Text block
■ ■ ■ ■ ■

The state is represented by the current green phase and the status of the total number of vehicles within a range (i.e., DSRC = 225 m) on its incoming approaches upstream of the stop line. The overall objective of the proposed algorithm in this research is to optimize traffic safety. Therefore, an arrival-queue factor that represents positions and speeds of vehicles and the real-time traffic condition is introduced. The arrival-queue factor of an approach is a weighted sum of the number of vehicles that exist at this approach. This weighted sum considers the position and speed of every vehicle. If the vehicle is stopping or moving at speed less than 5 km/h (i.e., vehicle is in a queue), it is counted as one vehicle. Otherwise, it is counted as a fraction (i.e., between zero and one). The value of this fraction depends on the distance from the vehicle position to the end of the queue or to the stop line, whichever is shorter. To cover most of the possible states of the environment, the value of the arrival-queue factor is divided into 15 ranges to create a Q-matrix. The factor for each approach is calculated as follows:

f_{arrival - queue (App)} = \sum_{i = 1}^{n} f_{arrival - queue (i)}

(3)

f_{arrival - queue (i)} = {\begin{matrix} 1 & if Si \leq 5 km / h \\ 1 / \exp (a . Di) & Else \end{matrix}

(4)

where

$f_{arrival - queue (App)}$ : the arrival-queue factor for the approach;

$f_{arrival - queue (i)}$ : the arrival-queue factor for vehicle i;

n: the number of vehicles that exist on the approach;

Di: the distance from the stop line or the end of the queue to vehicle i;

Si: the speed of vehicle i;

a: constant.

Action Definition

In RL-ATSC algorithms, defining the next green phase is the action that is taken by the signal controller. The number of possible actions that the signal controller can choose from varies depending on the phasing sequence scheme. Two phasing sequence schemes were defined in the literature: the fixed phasing sequence ( 3 , 4 , 7 , 70 , 72 ) and the variable phasing sequence (5, 7 –9, 69, 73, 78). If the phasing sequence is fixed, there are only two actions in the action space, either extending the green time for the current green phase or switching the green light to the next phase. In the variable phasing sequence, the action space consists of N actions, where N is the number of phases. In this paper, the fixed phasing sequence was adopted for the proposed algorithm.

■ ■ ■ ■ ■

Data listing
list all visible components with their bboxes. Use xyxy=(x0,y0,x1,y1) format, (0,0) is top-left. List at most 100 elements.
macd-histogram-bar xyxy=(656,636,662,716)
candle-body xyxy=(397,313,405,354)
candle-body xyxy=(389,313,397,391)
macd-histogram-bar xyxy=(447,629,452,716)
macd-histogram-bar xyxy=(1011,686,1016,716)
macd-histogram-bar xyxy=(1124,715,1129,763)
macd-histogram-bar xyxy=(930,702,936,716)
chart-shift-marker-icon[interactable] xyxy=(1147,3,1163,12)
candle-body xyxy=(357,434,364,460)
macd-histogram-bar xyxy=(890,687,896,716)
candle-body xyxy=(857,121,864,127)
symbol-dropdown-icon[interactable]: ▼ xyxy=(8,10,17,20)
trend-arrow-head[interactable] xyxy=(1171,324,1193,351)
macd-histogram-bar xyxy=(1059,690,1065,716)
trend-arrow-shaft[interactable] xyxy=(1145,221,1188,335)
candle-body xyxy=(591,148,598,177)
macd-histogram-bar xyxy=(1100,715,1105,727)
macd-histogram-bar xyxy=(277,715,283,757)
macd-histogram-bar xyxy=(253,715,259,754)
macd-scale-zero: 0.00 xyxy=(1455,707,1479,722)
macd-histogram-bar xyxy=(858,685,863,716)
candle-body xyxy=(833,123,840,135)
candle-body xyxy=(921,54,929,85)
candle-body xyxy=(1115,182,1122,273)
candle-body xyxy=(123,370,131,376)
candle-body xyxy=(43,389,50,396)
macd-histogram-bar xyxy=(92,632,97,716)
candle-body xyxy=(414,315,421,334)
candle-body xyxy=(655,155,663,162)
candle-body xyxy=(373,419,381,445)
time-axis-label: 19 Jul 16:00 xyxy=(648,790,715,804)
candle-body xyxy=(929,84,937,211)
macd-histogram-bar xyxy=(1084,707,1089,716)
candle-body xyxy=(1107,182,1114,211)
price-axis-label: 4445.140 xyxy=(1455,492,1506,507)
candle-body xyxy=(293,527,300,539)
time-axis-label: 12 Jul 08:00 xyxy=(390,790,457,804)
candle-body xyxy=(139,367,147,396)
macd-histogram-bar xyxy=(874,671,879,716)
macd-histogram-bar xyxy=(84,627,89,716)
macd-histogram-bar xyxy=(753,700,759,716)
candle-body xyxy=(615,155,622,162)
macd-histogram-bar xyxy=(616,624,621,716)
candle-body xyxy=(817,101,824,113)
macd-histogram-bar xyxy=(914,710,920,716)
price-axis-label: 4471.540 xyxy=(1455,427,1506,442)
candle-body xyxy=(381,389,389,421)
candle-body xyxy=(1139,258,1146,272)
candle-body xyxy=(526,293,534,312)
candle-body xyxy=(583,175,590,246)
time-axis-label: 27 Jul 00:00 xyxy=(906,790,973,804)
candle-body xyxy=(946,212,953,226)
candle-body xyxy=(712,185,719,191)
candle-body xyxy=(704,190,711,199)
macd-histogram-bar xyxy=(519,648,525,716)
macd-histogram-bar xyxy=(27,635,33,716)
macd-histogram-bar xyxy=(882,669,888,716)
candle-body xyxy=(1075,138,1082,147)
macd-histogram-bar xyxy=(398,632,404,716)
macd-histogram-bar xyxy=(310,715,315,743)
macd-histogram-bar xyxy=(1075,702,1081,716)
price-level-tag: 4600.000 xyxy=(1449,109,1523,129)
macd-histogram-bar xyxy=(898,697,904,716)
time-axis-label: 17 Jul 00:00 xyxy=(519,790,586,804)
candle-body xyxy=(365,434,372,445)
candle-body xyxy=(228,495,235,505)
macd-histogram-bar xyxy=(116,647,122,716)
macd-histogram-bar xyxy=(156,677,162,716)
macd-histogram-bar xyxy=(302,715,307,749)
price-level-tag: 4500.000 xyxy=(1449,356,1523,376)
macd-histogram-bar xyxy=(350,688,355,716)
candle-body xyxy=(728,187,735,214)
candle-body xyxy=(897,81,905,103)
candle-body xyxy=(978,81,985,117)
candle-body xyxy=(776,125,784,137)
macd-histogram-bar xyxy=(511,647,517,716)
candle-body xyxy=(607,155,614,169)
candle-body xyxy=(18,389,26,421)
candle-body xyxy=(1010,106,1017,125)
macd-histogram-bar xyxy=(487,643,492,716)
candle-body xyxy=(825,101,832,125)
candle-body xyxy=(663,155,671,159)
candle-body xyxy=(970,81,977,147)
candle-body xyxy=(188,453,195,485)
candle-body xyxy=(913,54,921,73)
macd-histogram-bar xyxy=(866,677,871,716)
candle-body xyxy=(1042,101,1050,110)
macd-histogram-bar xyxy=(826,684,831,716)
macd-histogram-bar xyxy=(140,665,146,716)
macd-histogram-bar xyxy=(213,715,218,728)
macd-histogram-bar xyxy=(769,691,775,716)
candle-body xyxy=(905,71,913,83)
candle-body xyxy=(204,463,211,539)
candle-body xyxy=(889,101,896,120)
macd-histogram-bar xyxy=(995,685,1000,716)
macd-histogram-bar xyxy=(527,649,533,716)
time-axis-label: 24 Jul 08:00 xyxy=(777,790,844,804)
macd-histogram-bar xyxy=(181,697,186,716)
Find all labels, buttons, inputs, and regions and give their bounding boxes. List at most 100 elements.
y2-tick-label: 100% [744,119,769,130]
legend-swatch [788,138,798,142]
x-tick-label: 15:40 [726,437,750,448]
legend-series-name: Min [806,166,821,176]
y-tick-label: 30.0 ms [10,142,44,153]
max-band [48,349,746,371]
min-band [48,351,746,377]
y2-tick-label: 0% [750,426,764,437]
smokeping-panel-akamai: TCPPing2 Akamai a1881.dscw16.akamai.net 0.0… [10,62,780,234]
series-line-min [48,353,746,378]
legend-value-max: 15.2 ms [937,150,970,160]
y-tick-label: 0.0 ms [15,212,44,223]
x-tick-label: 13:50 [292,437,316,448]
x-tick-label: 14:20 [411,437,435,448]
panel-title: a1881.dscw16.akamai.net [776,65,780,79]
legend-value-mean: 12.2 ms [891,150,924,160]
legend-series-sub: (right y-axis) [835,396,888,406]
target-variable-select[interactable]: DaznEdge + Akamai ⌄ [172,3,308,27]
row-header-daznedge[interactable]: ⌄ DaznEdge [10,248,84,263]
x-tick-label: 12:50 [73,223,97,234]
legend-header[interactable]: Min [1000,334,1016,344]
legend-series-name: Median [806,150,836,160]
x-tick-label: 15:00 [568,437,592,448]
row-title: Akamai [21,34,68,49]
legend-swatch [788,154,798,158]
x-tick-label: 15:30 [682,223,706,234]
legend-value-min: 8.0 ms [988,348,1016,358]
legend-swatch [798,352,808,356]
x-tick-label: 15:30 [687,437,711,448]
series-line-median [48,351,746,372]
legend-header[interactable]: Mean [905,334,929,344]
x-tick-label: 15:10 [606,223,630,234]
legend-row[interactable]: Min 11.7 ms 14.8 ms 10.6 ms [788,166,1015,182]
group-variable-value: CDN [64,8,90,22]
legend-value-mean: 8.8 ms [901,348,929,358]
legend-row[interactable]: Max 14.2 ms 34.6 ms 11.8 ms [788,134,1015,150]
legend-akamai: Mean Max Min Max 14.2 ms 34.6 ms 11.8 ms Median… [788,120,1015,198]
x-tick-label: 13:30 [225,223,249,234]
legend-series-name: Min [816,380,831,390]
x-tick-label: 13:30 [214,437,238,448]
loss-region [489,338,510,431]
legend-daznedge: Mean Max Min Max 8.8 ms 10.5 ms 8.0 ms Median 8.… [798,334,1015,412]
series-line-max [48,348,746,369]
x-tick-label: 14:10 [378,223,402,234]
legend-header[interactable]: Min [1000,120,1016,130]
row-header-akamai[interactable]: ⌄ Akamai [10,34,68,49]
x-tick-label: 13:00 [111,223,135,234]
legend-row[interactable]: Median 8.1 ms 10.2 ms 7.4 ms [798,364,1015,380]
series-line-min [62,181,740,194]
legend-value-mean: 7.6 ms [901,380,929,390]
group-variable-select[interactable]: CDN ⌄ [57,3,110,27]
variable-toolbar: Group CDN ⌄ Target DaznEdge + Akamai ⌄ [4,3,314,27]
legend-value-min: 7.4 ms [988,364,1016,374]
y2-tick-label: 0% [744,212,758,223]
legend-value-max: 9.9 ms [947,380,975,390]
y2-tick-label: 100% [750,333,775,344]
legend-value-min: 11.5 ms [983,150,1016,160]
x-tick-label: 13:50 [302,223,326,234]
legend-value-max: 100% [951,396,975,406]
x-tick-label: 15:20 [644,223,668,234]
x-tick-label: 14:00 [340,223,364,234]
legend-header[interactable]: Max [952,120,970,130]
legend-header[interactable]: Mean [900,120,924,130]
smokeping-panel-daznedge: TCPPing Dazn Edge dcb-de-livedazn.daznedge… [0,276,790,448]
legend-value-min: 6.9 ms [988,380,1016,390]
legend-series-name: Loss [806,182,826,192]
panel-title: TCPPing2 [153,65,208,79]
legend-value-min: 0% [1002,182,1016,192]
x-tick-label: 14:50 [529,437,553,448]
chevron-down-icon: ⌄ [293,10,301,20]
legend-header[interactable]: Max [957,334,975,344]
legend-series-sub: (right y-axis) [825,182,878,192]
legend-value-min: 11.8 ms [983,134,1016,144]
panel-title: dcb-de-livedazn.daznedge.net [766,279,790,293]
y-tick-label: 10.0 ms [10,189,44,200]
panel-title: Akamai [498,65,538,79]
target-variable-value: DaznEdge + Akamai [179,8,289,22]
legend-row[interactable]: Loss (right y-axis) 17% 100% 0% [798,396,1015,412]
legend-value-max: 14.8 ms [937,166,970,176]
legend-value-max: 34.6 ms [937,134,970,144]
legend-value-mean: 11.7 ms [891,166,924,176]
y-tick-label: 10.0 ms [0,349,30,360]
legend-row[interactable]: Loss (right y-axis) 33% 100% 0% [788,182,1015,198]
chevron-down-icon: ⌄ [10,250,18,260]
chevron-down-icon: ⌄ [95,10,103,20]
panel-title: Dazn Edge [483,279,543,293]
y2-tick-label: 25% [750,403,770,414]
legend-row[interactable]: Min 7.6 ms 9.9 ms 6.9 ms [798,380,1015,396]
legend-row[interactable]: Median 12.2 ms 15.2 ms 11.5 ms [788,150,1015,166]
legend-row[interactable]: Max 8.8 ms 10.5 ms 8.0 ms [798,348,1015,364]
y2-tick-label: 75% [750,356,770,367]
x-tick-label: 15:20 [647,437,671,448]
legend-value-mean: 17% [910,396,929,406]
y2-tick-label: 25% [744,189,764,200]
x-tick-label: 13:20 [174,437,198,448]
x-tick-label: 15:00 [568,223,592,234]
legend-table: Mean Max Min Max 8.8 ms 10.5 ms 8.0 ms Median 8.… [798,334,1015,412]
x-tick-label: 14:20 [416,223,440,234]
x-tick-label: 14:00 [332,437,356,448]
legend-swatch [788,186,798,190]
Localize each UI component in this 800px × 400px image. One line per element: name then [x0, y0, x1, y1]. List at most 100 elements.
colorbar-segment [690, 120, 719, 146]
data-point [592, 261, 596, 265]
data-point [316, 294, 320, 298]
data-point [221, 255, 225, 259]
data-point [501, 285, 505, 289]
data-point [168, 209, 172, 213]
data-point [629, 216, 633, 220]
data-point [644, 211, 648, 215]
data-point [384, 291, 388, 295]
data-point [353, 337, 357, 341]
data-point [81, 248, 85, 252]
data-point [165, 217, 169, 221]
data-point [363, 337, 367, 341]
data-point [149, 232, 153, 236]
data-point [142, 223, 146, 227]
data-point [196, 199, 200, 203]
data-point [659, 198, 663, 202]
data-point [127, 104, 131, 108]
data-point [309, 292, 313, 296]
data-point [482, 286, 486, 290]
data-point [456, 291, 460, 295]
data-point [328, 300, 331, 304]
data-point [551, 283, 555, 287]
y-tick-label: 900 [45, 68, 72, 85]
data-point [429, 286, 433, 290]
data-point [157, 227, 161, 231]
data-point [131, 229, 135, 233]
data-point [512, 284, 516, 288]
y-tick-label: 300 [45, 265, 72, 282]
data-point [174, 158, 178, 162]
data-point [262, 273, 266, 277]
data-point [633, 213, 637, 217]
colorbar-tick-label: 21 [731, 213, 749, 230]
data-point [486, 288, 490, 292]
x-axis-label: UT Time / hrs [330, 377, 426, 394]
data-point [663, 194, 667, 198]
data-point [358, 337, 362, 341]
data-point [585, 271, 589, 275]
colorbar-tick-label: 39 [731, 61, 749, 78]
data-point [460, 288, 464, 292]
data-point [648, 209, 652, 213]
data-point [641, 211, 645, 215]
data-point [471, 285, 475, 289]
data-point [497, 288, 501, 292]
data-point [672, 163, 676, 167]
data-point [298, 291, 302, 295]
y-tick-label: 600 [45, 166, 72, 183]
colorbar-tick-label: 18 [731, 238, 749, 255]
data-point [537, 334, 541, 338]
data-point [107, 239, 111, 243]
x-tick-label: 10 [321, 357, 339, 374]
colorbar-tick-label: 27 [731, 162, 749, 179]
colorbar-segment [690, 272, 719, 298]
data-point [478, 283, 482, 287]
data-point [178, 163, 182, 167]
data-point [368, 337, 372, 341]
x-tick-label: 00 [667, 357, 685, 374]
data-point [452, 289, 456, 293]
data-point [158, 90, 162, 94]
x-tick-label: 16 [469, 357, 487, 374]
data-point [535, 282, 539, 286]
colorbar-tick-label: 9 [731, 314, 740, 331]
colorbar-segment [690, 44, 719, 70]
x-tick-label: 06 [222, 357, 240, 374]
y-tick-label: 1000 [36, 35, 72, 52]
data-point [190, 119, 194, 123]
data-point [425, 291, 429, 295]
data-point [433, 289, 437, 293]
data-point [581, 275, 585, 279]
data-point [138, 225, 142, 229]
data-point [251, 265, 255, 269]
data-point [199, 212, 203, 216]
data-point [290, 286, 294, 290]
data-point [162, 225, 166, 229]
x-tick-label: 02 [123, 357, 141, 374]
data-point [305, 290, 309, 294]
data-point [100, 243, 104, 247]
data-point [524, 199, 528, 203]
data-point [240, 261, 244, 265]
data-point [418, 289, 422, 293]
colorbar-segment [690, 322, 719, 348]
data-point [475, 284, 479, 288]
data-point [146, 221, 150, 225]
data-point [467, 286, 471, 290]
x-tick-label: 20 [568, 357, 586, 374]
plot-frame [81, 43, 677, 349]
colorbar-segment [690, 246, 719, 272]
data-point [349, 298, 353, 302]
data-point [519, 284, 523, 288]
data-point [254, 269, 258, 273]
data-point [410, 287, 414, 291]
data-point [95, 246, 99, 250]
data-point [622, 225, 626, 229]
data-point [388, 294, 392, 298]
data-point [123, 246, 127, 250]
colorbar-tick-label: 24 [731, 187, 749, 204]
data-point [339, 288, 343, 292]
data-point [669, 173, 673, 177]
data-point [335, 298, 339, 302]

■ ■ ■ ■ ■

In the traffic signal control text, rewrite the portion from "Si: the speed" up to and including "the proposed algorithm.", replacing every occurrence of "signal controller" with "traffic controller".

Complete output
Si: the speed of vehicle i;

a: constant.

Action Definition

In RL-ATSC algorithms, defining the next green phase is the action that is taken by the traffic controller. The number of possible actions that the traffic controller can choose from varies depending on the phasing sequence scheme. Two phasing sequence schemes were defined in the literature: the fixed phasing sequence ( 3 , 4 , 7 , 70 , 72 ) and the variable phasing sequence (5, 7 –9, 69, 73, 78). If the phasing sequence is fixed, there are only two actions in the action space, either extending the green time for the current green phase or switching the green light to the next phase. In the variable phasing sequence, the action space consists of N actions, where N is the number of phases. In this paper, the fixed phasing sequence was adopted for the proposed algorithm.